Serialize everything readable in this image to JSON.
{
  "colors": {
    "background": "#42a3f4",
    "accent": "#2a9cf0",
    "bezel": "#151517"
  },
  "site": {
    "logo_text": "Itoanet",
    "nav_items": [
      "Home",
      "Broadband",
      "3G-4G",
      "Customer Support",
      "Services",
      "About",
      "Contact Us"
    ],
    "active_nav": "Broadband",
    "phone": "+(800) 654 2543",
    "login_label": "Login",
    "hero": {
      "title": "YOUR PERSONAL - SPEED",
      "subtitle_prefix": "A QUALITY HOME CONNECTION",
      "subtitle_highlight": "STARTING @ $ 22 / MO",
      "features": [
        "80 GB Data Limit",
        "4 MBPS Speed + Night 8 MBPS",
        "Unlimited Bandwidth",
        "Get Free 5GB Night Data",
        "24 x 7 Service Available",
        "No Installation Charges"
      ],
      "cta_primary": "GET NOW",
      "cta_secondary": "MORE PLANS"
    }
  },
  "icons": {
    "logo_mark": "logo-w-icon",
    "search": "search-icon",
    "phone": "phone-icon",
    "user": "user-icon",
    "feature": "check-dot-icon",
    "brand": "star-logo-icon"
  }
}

══════════

Directions ▸
Gather all lines of the records that include the word "Night".

Complete answer ▸
        "4 MBPS Speed + Night 8 MBPS",
        "Get Free 5GB Night Data",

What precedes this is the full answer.